Saved entries:

===============

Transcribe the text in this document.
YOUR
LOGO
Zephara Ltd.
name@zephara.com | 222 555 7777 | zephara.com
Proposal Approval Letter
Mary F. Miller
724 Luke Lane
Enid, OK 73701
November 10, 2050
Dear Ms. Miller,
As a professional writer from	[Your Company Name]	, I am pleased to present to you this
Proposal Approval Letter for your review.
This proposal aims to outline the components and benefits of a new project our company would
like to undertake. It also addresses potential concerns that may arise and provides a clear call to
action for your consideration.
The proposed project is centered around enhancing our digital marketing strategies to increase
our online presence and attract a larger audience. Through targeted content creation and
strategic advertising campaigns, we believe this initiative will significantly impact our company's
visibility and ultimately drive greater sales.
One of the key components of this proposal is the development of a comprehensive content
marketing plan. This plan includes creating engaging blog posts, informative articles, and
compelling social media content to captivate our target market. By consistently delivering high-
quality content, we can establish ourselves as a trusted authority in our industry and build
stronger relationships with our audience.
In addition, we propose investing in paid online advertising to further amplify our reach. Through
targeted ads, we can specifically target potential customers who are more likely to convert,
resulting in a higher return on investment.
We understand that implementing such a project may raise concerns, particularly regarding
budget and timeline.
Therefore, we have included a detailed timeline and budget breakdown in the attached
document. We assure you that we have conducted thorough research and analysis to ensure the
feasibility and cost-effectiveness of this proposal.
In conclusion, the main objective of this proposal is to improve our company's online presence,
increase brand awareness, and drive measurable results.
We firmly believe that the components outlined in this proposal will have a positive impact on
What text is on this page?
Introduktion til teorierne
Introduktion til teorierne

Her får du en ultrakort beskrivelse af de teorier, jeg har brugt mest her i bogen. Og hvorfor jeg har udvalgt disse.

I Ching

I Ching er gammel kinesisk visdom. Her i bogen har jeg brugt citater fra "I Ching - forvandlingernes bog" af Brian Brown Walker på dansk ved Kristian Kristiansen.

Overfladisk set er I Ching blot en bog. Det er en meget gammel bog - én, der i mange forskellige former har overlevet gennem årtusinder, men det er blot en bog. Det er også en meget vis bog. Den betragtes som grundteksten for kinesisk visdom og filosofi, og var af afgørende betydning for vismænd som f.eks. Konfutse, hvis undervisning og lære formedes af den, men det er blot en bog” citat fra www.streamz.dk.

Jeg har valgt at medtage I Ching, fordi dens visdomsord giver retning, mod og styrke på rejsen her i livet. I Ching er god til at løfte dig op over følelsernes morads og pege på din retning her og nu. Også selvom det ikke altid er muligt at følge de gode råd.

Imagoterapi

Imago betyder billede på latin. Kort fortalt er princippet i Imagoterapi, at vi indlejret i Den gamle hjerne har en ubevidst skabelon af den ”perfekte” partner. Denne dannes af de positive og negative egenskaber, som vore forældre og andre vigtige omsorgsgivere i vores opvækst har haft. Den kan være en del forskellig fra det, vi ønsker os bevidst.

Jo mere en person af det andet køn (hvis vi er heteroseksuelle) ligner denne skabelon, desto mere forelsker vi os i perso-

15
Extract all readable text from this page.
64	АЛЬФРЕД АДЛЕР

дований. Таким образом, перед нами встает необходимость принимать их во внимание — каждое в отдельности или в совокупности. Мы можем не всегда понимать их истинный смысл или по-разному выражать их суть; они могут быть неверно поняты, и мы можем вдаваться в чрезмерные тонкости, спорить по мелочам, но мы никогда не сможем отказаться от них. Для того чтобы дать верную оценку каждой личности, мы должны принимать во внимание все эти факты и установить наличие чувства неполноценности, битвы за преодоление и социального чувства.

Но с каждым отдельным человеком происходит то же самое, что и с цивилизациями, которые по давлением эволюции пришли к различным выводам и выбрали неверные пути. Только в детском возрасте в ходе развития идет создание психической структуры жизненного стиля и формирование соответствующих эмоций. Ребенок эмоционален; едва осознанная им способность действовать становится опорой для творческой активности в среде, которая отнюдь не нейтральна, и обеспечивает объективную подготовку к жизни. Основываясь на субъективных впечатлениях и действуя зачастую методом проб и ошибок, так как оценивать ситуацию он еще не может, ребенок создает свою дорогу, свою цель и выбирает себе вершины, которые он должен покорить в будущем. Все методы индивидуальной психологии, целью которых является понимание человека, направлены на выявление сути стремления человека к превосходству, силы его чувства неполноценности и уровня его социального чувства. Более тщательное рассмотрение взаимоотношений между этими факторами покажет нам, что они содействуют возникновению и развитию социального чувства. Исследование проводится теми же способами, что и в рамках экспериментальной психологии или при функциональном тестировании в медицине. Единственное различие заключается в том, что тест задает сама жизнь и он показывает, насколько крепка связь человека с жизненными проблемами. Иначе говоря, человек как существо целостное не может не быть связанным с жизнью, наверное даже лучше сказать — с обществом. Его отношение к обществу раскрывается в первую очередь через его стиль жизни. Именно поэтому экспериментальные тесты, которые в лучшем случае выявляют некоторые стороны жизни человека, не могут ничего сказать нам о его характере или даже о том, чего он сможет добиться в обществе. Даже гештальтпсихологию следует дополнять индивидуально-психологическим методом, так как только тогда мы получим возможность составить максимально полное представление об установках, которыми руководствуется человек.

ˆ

===============

Written problem: Return only the number of lines in the preceding records that contain the string "Letter".

Written response: 2